[Items listed in a dataset]

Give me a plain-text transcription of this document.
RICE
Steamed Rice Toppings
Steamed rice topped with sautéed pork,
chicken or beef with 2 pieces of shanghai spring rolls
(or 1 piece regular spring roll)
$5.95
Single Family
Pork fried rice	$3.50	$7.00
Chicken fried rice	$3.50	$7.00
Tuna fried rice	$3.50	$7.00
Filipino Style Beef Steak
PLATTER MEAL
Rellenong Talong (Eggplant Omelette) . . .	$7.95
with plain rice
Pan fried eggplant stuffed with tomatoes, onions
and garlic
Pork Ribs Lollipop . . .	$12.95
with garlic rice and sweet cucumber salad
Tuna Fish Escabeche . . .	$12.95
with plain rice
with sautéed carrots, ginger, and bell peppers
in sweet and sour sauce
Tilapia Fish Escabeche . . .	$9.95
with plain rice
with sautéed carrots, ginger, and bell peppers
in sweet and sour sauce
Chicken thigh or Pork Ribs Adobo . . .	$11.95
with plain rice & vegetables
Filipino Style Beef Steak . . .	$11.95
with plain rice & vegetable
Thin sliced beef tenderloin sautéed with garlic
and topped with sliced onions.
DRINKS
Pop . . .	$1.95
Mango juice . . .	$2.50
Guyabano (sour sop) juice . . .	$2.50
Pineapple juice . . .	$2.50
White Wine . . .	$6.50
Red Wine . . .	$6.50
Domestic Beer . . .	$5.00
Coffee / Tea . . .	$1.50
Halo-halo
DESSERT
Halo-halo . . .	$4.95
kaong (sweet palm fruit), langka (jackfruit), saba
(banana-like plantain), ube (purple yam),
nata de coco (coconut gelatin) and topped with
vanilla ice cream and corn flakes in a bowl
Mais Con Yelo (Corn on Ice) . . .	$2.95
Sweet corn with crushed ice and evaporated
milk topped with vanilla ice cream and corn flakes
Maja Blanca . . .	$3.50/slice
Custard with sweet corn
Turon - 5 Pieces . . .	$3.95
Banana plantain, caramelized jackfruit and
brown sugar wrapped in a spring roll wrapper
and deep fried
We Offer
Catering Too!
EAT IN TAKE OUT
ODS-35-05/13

--- SHORT EXERCISE ---
Write out all the lines again, exactly as they are.

--- ANSWER IN FULL ---
Give me a plain-text transcription of this document.
RICE
Steamed Rice Toppings
Steamed rice topped with sautéed pork,
chicken or beef with 2 pieces of shanghai spring rolls
(or 1 piece regular spring roll)
$5.95
Single Family
Pork fried rice	$3.50	$7.00
Chicken fried rice	$3.50	$7.00
Tuna fried rice	$3.50	$7.00
Filipino Style Beef Steak
PLATTER MEAL
Rellenong Talong (Eggplant Omelette) . . .	$7.95
with plain rice
Pan fried eggplant stuffed with tomatoes, onions
and garlic
Pork Ribs Lollipop . . .	$12.95
with garlic rice and sweet cucumber salad
Tuna Fish Escabeche . . .	$12.95
with plain rice
with sautéed carrots, ginger, and bell peppers
in sweet and sour sauce
Tilapia Fish Escabeche . . .	$9.95
with plain rice
with sautéed carrots, ginger, and bell peppers
in sweet and sour sauce
Chicken thigh or Pork Ribs Adobo . . .	$11.95
with plain rice & vegetables
Filipino Style Beef Steak . . .	$11.95
with plain rice & vegetable
Thin sliced beef tenderloin sautéed with garlic
and topped with sliced onions.
DRINKS
Pop . . .	$1.95
Mango juice . . .	$2.50
Guyabano (sour sop) juice . . .	$2.50
Pineapple juice . . .	$2.50
White Wine . . .	$6.50
Red Wine . . .	$6.50
Domestic Beer . . .	$5.00
Coffee / Tea . . .	$1.50
Halo-halo
DESSERT
Halo-halo . . .	$4.95
kaong (sweet palm fruit), langka (jackfruit), saba
(banana-like plantain), ube (purple yam),
nata de coco (coconut gelatin) and topped with
vanilla ice cream and corn flakes in a bowl
Mais Con Yelo (Corn on Ice) . . .	$2.95
Sweet corn with crushed ice and evaporated
milk topped with vanilla ice cream and corn flakes
Maja Blanca . . .	$3.50/slice
Custard with sweet corn
Turon - 5 Pieces . . .	$3.95
Banana plantain, caramelized jackfruit and
brown sugar wrapped in a spring roll wrapper
and deep fried
We Offer
Catering Too!
EAT IN TAKE OUT
ODS-35-05/13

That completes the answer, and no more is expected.